Stated task
Extract all data as written.
══ Data shown ══
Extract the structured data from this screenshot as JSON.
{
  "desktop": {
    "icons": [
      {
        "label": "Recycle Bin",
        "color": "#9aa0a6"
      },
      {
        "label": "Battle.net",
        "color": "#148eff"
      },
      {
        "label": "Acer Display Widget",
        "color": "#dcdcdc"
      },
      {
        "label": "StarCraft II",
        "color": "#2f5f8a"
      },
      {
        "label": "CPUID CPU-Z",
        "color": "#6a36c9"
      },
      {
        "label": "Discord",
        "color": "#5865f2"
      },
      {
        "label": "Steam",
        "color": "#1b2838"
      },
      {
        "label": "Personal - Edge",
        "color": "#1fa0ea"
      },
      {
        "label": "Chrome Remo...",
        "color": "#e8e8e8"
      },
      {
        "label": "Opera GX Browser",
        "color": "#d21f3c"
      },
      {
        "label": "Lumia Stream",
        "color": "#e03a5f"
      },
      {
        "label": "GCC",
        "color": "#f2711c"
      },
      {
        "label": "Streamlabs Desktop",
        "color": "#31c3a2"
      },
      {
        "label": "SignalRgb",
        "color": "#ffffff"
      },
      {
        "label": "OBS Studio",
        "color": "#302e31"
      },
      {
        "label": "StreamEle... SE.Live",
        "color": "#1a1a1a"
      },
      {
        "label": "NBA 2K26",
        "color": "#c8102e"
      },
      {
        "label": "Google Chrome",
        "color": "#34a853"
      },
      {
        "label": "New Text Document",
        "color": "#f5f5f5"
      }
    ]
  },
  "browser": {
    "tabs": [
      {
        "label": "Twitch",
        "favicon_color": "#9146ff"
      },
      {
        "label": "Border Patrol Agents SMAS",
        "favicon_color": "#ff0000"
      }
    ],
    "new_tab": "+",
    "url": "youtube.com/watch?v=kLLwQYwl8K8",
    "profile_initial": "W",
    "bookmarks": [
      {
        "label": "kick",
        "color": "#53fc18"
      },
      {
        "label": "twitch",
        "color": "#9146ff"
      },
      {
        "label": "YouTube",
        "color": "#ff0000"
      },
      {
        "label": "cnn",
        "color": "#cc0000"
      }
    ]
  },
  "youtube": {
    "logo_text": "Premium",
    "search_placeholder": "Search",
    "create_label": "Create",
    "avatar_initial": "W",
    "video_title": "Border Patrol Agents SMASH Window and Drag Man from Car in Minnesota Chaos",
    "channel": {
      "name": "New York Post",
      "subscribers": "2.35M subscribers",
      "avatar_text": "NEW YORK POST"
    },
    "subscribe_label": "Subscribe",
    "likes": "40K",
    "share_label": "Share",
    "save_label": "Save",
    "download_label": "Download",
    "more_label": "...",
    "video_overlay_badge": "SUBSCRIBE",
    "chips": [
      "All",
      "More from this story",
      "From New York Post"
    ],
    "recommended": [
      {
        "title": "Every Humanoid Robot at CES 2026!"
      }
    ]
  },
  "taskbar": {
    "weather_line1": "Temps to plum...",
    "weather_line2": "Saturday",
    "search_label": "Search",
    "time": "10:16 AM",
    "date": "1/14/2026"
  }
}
═══
Solution to this task
Extract the structured data from this screenshot as JSON.
{
  "desktop": {
    "icons": [
      {
        "label": "Recycle Bin",
        "color": "#9aa0a6"
      },
      {
        "label": "Battle.net",
        "color": "#148eff"
      },
      {
        "label": "Acer Display Widget",
        "color": "#dcdcdc"
      },
      {
        "label": "StarCraft II",
        "color": "#2f5f8a"
      },
      {
        "label": "CPUID CPU-Z",
        "color": "#6a36c9"
      },
      {
        "label": "Discord",
        "color": "#5865f2"
      },
      {
        "label": "Steam",
        "color": "#1b2838"
      },
      {
        "label": "Personal - Edge",
        "color": "#1fa0ea"
      },
      {
        "label": "Chrome Remo...",
        "color": "#e8e8e8"
      },
      {
        "label": "Opera GX Browser",
        "color": "#d21f3c"
      },
      {
        "label": "Lumia Stream",
        "color": "#e03a5f"
      },
      {
        "label": "GCC",
        "color": "#f2711c"
      },
      {
        "label": "Streamlabs Desktop",
        "color": "#31c3a2"
      },
      {
        "label": "SignalRgb",
        "color": "#ffffff"
      },
      {
        "label": "OBS Studio",
        "color": "#302e31"
      },
      {
        "label": "StreamEle... SE.Live",
        "color": "#1a1a1a"
      },
      {
        "label": "NBA 2K26",
        "color": "#c8102e"
      },
      {
        "label": "Google Chrome",
        "color": "#34a853"
      },
      {
        "label": "New Text Document",
        "color": "#f5f5f5"
      }
    ]
  },
  "browser": {
    "tabs": [
      {
        "label": "Twitch",
        "favicon_color": "#9146ff"
      },
      {
        "label": "Border Patrol Agents SMAS",
        "favicon_color": "#ff0000"
      }
    ],
    "new_tab": "+",
    "url": "youtube.com/watch?v=kLLwQYwl8K8",
    "profile_initial": "W",
    "bookmarks": [
      {
        "label": "kick",
        "color": "#53fc18"
      },
      {
        "label": "twitch",
        "color": "#9146ff"
      },
      {
        "label": "YouTube",
        "color": "#ff0000"
      },
      {
        "label": "cnn",
        "color": "#cc0000"
      }
    ]
  },
  "youtube": {
    "logo_text": "Premium",
    "search_placeholder": "Search",
    "create_label": "Create",
    "avatar_initial": "W",
    "video_title": "Border Patrol Agents SMASH Window and Drag Man from Car in Minnesota Chaos",
    "channel": {
      "name": "New York Post",
      "subscribers": "2.35M subscribers",
      "avatar_text": "NEW YORK POST"
    },
    "subscribe_label": "Subscribe",
    "likes": "40K",
    "share_label": "Share",
    "save_label": "Save",
    "download_label": "Download",
    "more_label": "...",
    "video_overlay_badge": "SUBSCRIBE",
    "chips": [
      "All",
      "More from this story",
      "From New York Post"
    ],
    "recommended": [
      {
        "title": "Every Humanoid Robot at CES 2026!"
      }
    ]
  },
  "taskbar": {
    "weather_line1": "Temps to plum...",
    "weather_line2": "Saturday",
    "search_label": "Search",
    "time": "10:16 AM",
    "date": "1/14/2026"
  }
}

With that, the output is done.